### Obiettivo del compito
Restituisci senza modifiche la parte dell'articolo sulla sentenza di Banca Etruria che si apre con le parole contenenti "La sentenza del" e si chiude con "dello stesso Bronchi.".

----- Brano citato -----

Banca Etruria: slitta a settembre sentenza per ex dg 

Banca Etruria: slitta a settembre sentenza per ex dg 

La sentenza del gup di Arezzo Giampiero Borraccia sulla bancarotta di banca Etruria slitta a settembre: non ci sono più i tempi per il verdetto entro luglio.

E’ il senso dell’udienza nella quale l’ex direttore generale Luca Bronchi, uno dei quattro imputati che ha optato per il rito abbreviato, ha affrontato il penultimo tema della sua difesa quello della liquidazione da 1,2 milioni (700 mila euro netti) che banca Etruria gli concesse dopo la rottura del rapporto con l’ultimo presidente Lorenzo Rosi e il Cda.
Per l’accusa è bancarotta per distrazione, perchè quei soldi non dovevano essere pagati. Anzi è la madre di tutte le bancarotte perchè fu la prima a essere contestata nel marzo 2016, agli albori dell’inchiesta, con l’iscrizione nel registro degli indagati di tutto il consiglio d’amministrazione dell’epoca (tranne Giovanni Grazzini astenuto), di Rosi e dello stesso Bronchi.

----- Dati forniti -----

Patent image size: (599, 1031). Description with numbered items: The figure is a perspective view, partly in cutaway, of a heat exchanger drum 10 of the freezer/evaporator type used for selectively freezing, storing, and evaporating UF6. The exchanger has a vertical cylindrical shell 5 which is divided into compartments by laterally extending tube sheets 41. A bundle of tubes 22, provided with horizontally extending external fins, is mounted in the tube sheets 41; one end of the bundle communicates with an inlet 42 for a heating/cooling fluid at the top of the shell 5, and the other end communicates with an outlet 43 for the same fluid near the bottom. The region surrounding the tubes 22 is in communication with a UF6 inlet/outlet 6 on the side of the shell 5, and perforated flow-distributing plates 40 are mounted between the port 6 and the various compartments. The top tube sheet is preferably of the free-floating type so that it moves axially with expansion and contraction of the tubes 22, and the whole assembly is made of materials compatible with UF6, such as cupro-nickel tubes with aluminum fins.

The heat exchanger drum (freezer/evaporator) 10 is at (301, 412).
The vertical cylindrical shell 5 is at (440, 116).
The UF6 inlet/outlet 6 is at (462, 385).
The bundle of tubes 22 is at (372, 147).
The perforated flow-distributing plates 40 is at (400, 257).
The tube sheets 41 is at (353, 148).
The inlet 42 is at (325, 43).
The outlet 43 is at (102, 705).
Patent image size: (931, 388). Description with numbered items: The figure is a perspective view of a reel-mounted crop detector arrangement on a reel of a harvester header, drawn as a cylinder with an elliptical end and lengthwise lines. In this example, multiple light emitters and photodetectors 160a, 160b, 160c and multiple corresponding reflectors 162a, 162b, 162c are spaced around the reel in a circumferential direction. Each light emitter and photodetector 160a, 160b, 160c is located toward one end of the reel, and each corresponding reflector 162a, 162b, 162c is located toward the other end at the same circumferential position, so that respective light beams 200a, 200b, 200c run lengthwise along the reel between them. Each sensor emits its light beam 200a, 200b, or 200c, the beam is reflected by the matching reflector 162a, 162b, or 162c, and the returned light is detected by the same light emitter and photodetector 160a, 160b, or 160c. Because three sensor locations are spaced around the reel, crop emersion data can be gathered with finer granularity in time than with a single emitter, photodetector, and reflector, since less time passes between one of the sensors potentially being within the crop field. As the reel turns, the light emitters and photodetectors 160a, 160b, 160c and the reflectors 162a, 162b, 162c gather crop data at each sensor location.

-----

### Soluzione del problema
La sentenza del gup di Arezzo Giampiero Borraccia sulla bancarotta di banca Etruria slitta a settembre: non ci sono più i tempi per il verdetto entro luglio.

E’ il senso dell’udienza nella quale l’ex direttore generale Luca Bronchi, uno dei quattro imputati che ha optato per il rito abbreviato, ha affrontato il penultimo tema della sua difesa quello della liquidazione da 1,2 milioni (700 mila euro netti) che banca Etruria gli concesse dopo la rottura del rapporto con l’ultimo presidente Lorenzo Rosi e il Cda.
Per l’accusa è bancarotta per distrazione, perchè quei soldi non dovevano essere pagati. Anzi è la madre di tutte le bancarotte perchè fu la prima a essere contestata nel marzo 2016, agli albori dell’inchiesta, con l’iscrizione nel registro degli indagati di tutto il consiglio d’amministrazione dell’epoca (tranne Giovanni Grazzini astenuto), di Rosi e dello stesso Bronchi.